**MATERIAL FOR THIS EXERCISE:**
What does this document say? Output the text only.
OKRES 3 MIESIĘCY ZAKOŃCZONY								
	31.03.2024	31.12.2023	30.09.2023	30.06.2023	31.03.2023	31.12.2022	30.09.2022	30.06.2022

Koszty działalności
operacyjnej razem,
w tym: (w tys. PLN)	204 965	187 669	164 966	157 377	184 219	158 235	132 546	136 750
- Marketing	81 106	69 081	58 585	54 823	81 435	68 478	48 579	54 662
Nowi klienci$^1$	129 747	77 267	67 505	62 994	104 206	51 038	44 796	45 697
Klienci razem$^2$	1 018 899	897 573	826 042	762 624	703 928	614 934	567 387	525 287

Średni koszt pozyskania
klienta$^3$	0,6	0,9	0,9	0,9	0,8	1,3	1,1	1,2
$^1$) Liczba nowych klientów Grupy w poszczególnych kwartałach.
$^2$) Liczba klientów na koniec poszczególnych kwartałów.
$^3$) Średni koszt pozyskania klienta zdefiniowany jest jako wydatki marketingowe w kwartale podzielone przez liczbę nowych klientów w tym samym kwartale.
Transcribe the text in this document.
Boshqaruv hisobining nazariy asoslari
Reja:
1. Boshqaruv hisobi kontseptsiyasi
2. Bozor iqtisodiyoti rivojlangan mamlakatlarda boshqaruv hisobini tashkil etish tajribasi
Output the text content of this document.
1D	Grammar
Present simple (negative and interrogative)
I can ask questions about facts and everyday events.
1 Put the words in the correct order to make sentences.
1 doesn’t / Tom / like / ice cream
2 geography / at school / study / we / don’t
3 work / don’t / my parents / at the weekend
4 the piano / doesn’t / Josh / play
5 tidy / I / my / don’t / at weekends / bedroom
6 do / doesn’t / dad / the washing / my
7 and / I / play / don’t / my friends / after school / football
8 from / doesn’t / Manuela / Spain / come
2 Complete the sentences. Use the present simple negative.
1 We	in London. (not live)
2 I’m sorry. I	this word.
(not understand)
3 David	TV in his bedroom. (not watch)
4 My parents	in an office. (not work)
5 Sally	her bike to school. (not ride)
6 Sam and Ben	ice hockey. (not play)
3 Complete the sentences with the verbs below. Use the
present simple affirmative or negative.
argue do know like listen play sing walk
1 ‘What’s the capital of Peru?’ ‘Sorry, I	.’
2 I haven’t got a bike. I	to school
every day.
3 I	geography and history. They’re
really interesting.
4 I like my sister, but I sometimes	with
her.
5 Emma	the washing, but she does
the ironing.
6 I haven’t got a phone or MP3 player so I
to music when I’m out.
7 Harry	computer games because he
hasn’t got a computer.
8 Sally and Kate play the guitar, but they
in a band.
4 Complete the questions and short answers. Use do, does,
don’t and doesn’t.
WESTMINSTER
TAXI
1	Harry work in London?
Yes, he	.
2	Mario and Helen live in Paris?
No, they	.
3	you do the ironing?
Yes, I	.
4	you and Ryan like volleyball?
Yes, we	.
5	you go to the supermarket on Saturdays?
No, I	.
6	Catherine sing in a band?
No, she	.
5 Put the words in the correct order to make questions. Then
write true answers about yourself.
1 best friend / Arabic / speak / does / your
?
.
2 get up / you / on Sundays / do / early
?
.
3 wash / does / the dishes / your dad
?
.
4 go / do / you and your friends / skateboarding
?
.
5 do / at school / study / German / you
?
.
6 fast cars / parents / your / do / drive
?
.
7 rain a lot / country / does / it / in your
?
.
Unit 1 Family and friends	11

**STATED EXERCISE:**
Using the records above, find and show each line with the string "Liczba".

**EXPECTED ANSWER:**
$^1$) Liczba nowych klientów Grupy w poszczególnych kwartałach.
$^2$) Liczba klientów na koniec poszczególnych kwartałów.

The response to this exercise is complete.